§ **WRITTEN REQUEST**
A faithful transcription of all the data is required.

====

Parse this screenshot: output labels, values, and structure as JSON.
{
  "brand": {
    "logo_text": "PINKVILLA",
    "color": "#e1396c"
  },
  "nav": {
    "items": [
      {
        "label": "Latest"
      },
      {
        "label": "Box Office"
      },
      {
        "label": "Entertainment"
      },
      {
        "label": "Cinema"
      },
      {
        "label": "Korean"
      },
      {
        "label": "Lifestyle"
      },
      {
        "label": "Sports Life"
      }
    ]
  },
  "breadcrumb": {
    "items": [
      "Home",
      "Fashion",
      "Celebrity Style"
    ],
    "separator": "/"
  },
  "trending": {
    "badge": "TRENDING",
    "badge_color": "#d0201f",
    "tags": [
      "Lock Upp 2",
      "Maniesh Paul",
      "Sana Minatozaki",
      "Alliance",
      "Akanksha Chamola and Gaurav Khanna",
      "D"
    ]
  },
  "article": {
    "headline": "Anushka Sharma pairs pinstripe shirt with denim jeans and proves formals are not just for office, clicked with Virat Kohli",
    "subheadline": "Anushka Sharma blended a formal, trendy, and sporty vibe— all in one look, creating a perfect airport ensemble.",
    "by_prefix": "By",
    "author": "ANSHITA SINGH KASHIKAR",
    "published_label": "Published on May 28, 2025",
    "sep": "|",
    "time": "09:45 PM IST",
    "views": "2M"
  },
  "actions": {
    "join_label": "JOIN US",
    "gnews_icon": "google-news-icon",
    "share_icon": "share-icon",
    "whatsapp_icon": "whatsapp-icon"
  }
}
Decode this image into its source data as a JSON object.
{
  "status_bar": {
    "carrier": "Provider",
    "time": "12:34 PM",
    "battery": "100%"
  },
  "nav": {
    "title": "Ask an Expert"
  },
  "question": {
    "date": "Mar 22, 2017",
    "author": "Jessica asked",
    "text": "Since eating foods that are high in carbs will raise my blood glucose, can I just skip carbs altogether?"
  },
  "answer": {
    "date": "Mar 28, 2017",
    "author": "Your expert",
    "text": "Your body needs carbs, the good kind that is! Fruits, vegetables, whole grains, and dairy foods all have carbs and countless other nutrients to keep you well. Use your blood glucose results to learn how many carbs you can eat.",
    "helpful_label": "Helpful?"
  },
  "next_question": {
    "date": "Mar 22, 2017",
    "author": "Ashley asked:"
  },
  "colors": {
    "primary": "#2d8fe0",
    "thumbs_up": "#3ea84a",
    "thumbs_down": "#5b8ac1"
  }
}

====

§ **SOLUTION**
Parse this screenshot: output labels, values, and structure as JSON.
{
  "brand": {
    "logo_text": "PINKVILLA",
    "color": "#e1396c"
  },
  "nav": {
    "items": [
      {
        "label": "Latest"
      },
      {
        "label": "Box Office"
      },
      {
        "label": "Entertainment"
      },
      {
        "label": "Cinema"
      },
      {
        "label": "Korean"
      },
      {
        "label": "Lifestyle"
      },
      {
        "label": "Sports Life"
      }
    ]
  },
  "breadcrumb": {
    "items": [
      "Home",
      "Fashion",
      "Celebrity Style"
    ],
    "separator": "/"
  },
  "trending": {
    "badge": "TRENDING",
    "badge_color": "#d0201f",
    "tags": [
      "Lock Upp 2",
      "Maniesh Paul",
      "Sana Minatozaki",
      "Alliance",
      "Akanksha Chamola and Gaurav Khanna",
      "D"
    ]
  },
  "article": {
    "headline": "Anushka Sharma pairs pinstripe shirt with denim jeans and proves formals are not just for office, clicked with Virat Kohli",
    "subheadline": "Anushka Sharma blended a formal, trendy, and sporty vibe— all in one look, creating a perfect airport ensemble.",
    "by_prefix": "By",
    "author": "ANSHITA SINGH KASHIKAR",
    "published_label": "Published on May 28, 2025",
    "sep": "|",
    "time": "09:45 PM IST",
    "views": "2M"
  },
  "actions": {
    "join_label": "JOIN US",
    "gnews_icon": "google-news-icon",
    "share_icon": "share-icon",
    "whatsapp_icon": "whatsapp-icon"
  }
}
Decode this image into its source data as a JSON object.
{
  "status_bar": {
    "carrier": "Provider",
    "time": "12:34 PM",
    "battery": "100%"
  },
  "nav": {
    "title": "Ask an Expert"
  },
  "question": {
    "date": "Mar 22, 2017",
    "author": "Jessica asked",
    "text": "Since eating foods that are high in carbs will raise my blood glucose, can I just skip carbs altogether?"
  },
  "answer": {
    "date": "Mar 28, 2017",
    "author": "Your expert",
    "text": "Your body needs carbs, the good kind that is! Fruits, vegetables, whole grains, and dairy foods all have carbs and countless other nutrients to keep you well. Use your blood glucose results to learn how many carbs you can eat.",
    "helpful_label": "Helpful?"
  },
  "next_question": {
    "date": "Mar 22, 2017",
    "author": "Ashley asked:"
  },
  "colors": {
    "primary": "#2d8fe0",
    "thumbs_up": "#3ea84a",
    "thumbs_down": "#5b8ac1"
  }
}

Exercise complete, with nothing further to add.